## [EXERCISE REQUIREMENTS]
Although the entries contain pictures, the copy should hold only their exact text.

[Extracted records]
────────────────────
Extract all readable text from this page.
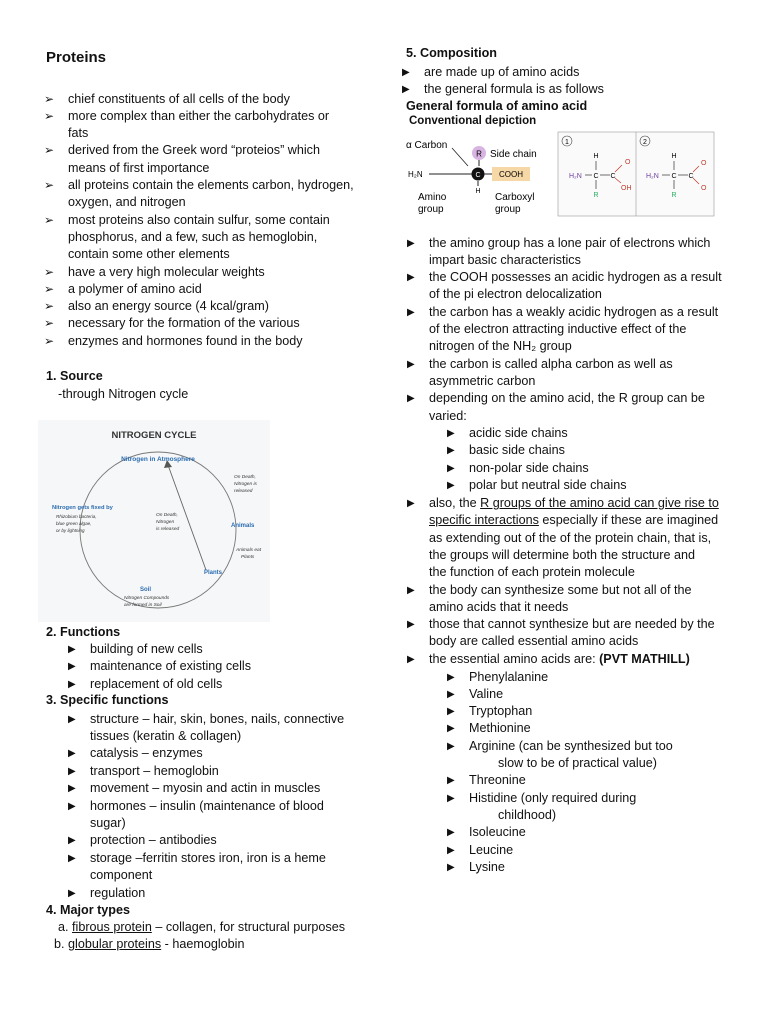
Proteins
➢ chief constituents of all cells of the body
➢ more complex than either the carbohydrates or
fats
➢ derived from the Greek word “proteios” which
means of first importance
➢ all proteins contain the elements carbon, hydrogen,
oxygen, and nitrogen
➢ most proteins also contain sulfur, some contain
phosphorus, and a few, such as hemoglobin,
contain some other elements
➢ have a very high molecular weights
➢ a polymer of amino acid
➢ also an energy source (4 kcal/gram)
➢ necessary for the formation of the various
➢ enzymes and hormones found in the body
1. Source
-through Nitrogen cycle
NITROGEN CYCLE
Nitrogen in Atmosphere
Nitrogen gets fixed by
Rhizobium bacteria,
blue green algae,
or by lightning
On Death,
Nitrogen is
released
On Death,
Nitrogen
is released
Animals
Animals eat
Plants
Plants
Soil
Nitrogen Compounds
are formed in Soil
2. Functions
▶ building of new cells
▶ maintenance of existing cells
▶ replacement of old cells
3. Specific functions
▶ structure – hair, skin, bones, nails, connective
tissues (keratin & collagen)
▶ catalysis – enzymes
▶ transport – hemoglobin
▶ movement – myosin and actin in muscles
▶ hormones – insulin (maintenance of blood
sugar)
▶ protection – antibodies
▶ storage –ferritin stores iron, iron is a heme
component
▶ regulation
4. Major types
a. fibrous protein – collagen, for structural purposes
b. globular proteins - haemoglobin
5. Composition
▶ are made up of amino acids
▶ the general formula is as follows
General formula of amino acid
Conventional depiction
α Carbon
R Side chain
H₂N	C COOH
H
Amino
group
Carboxyl
group
1	2
H
H₂N C C
O
OH
R
H
H₂N C C
O
O
R
▶ the amino group has a lone pair of electrons which
impart basic characteristics
▶ the COOH possesses an acidic hydrogen as a result
of the pi electron delocalization
▶ the carbon has a weakly acidic hydrogen as a result
of the electron attracting inductive effect of the
nitrogen of the NH₂ group
▶ the carbon is called alpha carbon as well as
asymmetric carbon
▶ depending on the amino acid, the R group can be
varied:
▶ acidic side chains
▶ basic side chains
▶ non-polar side chains
▶ polar but neutral side chains
▶ also, the R groups of the amino acid can give rise to
specific interactions especially if these are imagined
as extending out of the of the protein chain, that is,
the groups will determine both the structure and
the function of each protein molecule
▶ the body can synthesize some but not all of the
amino acids that it needs
▶ those that cannot synthesize but are needed by the
body are called essential amino acids
▶ the essential amino acids are: (PVT MATHILL)
▶ Phenylalanine
▶ Valine
▶ Tryptophan
▶ Methionine
▶ Arginine (can be synthesized but too
slow to be of practical value)
▶ Threonine
▶ Histidine (only required during
childhood)
▶ Isoleucine
▶ Leucine
▶ Lysine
────────────────────
## [RESULT OF THIS TASK]
Extract all readable text from this page.
Proteins
➢ chief constituents of all cells of the body
➢ more complex than either the carbohydrates or
fats
➢ derived from the Greek word “proteios” which
means of first importance
➢ all proteins contain the elements carbon, hydrogen,
oxygen, and nitrogen
➢ most proteins also contain sulfur, some contain
phosphorus, and a few, such as hemoglobin,
contain some other elements
➢ have a very high molecular weights
➢ a polymer of amino acid
➢ also an energy source (4 kcal/gram)
➢ necessary for the formation of the various
➢ enzymes and hormones found in the body
1. Source
-through Nitrogen cycle
NITROGEN CYCLE
Nitrogen in Atmosphere
Nitrogen gets fixed by
Rhizobium bacteria,
blue green algae,
or by lightning
On Death,
Nitrogen is
released
On Death,
Nitrogen
is released
Animals
Animals eat
Plants
Plants
Soil
Nitrogen Compounds
are formed in Soil
2. Functions
▶ building of new cells
▶ maintenance of existing cells
▶ replacement of old cells
3. Specific functions
▶ structure – hair, skin, bones, nails, connective
tissues (keratin & collagen)
▶ catalysis – enzymes
▶ transport – hemoglobin
▶ movement – myosin and actin in muscles
▶ hormones – insulin (maintenance of blood
sugar)
▶ protection – antibodies
▶ storage –ferritin stores iron, iron is a heme
component
▶ regulation
4. Major types
a. fibrous protein – collagen, for structural purposes
b. globular proteins - haemoglobin
5. Composition
▶ are made up of amino acids
▶ the general formula is as follows
General formula of amino acid
Conventional depiction
α Carbon
R Side chain
H₂N	C COOH
H
Amino
group
Carboxyl
group
1	2
H
H₂N C C
O
OH
R
H
H₂N C C
O
O
R
▶ the amino group has a lone pair of electrons which
impart basic characteristics
▶ the COOH possesses an acidic hydrogen as a result
of the pi electron delocalization
▶ the carbon has a weakly acidic hydrogen as a result
of the electron attracting inductive effect of the
nitrogen of the NH₂ group
▶ the carbon is called alpha carbon as well as
asymmetric carbon
▶ depending on the amino acid, the R group can be
varied:
▶ acidic side chains
▶ basic side chains
▶ non-polar side chains
▶ polar but neutral side chains
▶ also, the R groups of the amino acid can give rise to
specific interactions especially if these are imagined
as extending out of the of the protein chain, that is,
the groups will determine both the structure and
the function of each protein molecule
▶ the body can synthesize some but not all of the
amino acids that it needs
▶ those that cannot synthesize but are needed by the
body are called essential amino acids
▶ the essential amino acids are: (PVT MATHILL)
▶ Phenylalanine
▶ Valine
▶ Tryptophan
▶ Methionine
▶ Arginine (can be synthesized but too
slow to be of practical value)
▶ Threonine
▶ Histidine (only required during
childhood)
▶ Isoleucine
▶ Leucine
▶ Lysine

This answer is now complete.